DOCUMENT SEGMENT:
# Eagles @ Panthers 1PM Sunday 9/13



## Diable (Apr 26, 2005)

I suppose we can only pray that the Panthers can exceed my expectations.Personally I'd be surprised if we were over .500 this year and I don't see any reason to believe we can beat a good team.It would be just fine if I was totally wrong.It has happened before.

Of course history tells us that the Panthers have never had good years when their schedule was really tough and this year we're up against a brutal schedule.Brian Westbrook may not play tomorrow and they've got some injuries too.Maybe we can gut one out.


----------



## Diable (Apr 26, 2005)

Looks like Goodson is going to return kickoffs.He did a nice job on the opening kickoff.We got the ball to Smitty quick and then DeAngelo got the first down


----------



## Diable (Apr 26, 2005)

bailed out by a facemask...That's okay...close to field goal range


----------



## Diable (Apr 26, 2005)

4thand about 18 inches...****ing go for it


----------



## Diable (Apr 26, 2005)

Damn what a move by DeAngelo....Sweet td,great opening drive...I hope our defense is better than I think it'll be


----------



## Porn Player (Apr 24, 2003)

I want to be watching. :sad:


----------



## Diable (Apr 26, 2005)

delhomme is turning into ****ing chris weinke with the turnovers...he has to throw that ball away


----------



## Blue (Jun 21, 2007)

Eagles runnin away with this. 



Porn_Player said:


> I want to be watching. :sad:


Check your PM, broham. Thank me later.


----------



## Porn Player (Apr 24, 2003)

Blue Magic said:


> Eagles runnin away with this.
> 
> 
> 
> Check your PM, broham. Thank me later.


Can't get it working it just gives me a blank screen with 'Wrong Parametres' or something like that. Thanks for trying though, I'd be more bothered if my team wasn't getting mauled :sad:


----------



## nutmeged3 (Apr 11, 2005)

**** Delhomme seriously. I really didn't have that big of a problem with bringing him back after the playoff performance but he came out in the opener and put almost the EXACT same statline up. Our offense is way to talented to be turning the ball over 5 times and I don't see how he's been playing this bad. Finally pulled him but theres not really anything we can do about it. I was impressed with the way our D played today although it wasn't a great effort it was decent. Delhomme turning the ball over 5 times put us in way to big of a hole to do anything with.

REQUESTS:
1. In the Eagles–Panthers game thread, which of these statements agree with it? (a) Goodson handled the opening kickoff. (b) Delhomme was taken out of the game. (c) The Panthers turned the ball over three times. Answer yes or no for each and quote the words that decide it.
2. Carry on the Eagles–Panthers game thread with a few more posts after its last one.

LISTING:
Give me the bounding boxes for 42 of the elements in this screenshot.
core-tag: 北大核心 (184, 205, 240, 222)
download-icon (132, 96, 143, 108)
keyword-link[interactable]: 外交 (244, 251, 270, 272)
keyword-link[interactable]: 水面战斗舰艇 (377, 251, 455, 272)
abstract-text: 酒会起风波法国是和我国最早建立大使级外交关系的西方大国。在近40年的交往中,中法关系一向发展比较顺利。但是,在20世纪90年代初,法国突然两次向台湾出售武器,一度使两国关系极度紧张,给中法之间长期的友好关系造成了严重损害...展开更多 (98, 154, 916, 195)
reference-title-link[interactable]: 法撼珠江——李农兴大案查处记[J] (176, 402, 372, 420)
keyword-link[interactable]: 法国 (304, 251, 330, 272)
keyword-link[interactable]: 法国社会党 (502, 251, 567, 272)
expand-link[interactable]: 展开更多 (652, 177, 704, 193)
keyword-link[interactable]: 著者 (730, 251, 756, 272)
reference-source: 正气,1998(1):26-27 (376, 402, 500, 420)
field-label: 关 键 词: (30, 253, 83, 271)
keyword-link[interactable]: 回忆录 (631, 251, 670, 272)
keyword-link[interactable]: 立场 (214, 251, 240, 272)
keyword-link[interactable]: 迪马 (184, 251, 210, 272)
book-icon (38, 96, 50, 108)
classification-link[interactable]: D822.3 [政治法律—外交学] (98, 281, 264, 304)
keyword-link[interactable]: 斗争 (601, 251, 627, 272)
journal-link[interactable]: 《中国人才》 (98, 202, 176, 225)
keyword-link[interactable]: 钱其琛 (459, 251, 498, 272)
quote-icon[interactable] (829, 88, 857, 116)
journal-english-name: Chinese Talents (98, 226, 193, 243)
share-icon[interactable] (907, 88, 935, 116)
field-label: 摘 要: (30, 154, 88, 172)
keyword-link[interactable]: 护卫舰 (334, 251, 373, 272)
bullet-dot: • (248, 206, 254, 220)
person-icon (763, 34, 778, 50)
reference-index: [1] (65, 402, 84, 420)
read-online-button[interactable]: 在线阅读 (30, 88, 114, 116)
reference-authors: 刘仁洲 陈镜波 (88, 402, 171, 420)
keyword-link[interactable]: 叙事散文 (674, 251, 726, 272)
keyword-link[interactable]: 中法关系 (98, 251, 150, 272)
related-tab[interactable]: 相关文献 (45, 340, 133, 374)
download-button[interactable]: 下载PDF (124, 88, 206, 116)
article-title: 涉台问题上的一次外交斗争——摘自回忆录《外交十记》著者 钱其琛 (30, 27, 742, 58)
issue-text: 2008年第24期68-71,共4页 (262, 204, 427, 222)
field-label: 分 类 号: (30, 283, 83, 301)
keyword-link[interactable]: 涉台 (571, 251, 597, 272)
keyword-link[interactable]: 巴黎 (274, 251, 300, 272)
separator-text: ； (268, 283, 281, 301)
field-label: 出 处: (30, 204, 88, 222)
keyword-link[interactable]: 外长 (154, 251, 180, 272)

RESULTS:
1.
(a) Yes: "He did a nice job on the opening kickoff"
(b) Yes: "Finally pulled him"
(c) No: "turning the ball over 5 times"

2.
Were stuck with him though so hopefully he can find away to get SOMETHING going. Only thing we had today was the 1st drive.


----------



## Diable (Apr 26, 2005)

Jeff Garcia isn't doing anything....Bring his *** in,buy a case of Geritol and pray that the son of a ***** plays as well for us as he plays against us.


----------



## nutmeged3 (Apr 11, 2005)

AJ Feeleys not gonna make our situation any better. Stuck with Delhomme


----------



## Diable (Apr 26, 2005)

We have to hope that we just got outschemed a lot on the O line sunday.I don't understand why we weren't better prepared.Jim Johnson died,but that doesn't mean you shouldn't expect the Eagles to blitz...How can our line be that bad.Delhomme made a lot of bad decisions and bad throws,but we better get Usain Bolt under center if the line can't handle the blitz any better than they did.


----------



## nutmeged3 (Apr 11, 2005)

No kidding the line looked completeley out of sync. Atleast two of Delhommes interceptions were partly because of people being in his face *** soon as he got the ball.

Too make matters worse Hangartner and the Bills line looked great together on Monday Night football.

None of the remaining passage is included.